--- Start ---

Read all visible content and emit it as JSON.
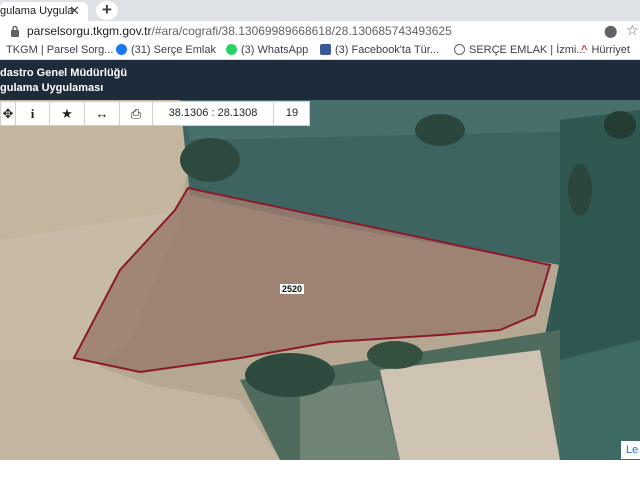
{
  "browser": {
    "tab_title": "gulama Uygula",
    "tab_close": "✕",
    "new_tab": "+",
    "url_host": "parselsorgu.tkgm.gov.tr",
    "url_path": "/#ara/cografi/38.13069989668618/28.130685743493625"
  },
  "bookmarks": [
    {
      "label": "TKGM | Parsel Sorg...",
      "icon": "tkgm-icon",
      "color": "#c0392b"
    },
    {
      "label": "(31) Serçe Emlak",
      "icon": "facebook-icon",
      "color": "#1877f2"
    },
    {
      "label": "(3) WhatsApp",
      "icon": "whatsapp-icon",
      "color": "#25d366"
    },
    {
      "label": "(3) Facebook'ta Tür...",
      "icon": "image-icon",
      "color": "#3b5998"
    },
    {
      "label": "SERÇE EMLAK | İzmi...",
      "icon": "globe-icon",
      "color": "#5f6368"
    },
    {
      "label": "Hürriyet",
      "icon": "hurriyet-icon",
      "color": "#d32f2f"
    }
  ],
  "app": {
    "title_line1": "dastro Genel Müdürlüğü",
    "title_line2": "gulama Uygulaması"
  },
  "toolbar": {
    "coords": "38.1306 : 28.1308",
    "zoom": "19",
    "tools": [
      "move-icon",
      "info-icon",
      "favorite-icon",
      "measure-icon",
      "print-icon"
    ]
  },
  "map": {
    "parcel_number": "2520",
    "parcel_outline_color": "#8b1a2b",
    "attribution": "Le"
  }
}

--- End ---
--- Start ---

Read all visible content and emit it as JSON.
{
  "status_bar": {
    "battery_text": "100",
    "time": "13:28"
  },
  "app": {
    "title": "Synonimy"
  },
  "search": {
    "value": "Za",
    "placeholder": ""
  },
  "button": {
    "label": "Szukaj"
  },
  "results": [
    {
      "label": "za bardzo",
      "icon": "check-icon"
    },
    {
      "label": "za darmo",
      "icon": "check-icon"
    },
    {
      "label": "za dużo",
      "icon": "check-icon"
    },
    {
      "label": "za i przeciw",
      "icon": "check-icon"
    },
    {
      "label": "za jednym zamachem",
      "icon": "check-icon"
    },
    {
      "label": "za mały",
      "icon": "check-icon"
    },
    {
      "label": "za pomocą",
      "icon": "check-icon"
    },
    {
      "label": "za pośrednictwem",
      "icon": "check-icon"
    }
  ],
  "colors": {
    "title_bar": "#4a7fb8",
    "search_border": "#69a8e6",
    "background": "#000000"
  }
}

--- End ---

> WORK TO COMPLETE
What is the number of lines that contain "gulama"? Reply with that number alone.

> CORRECT RESPONSE
2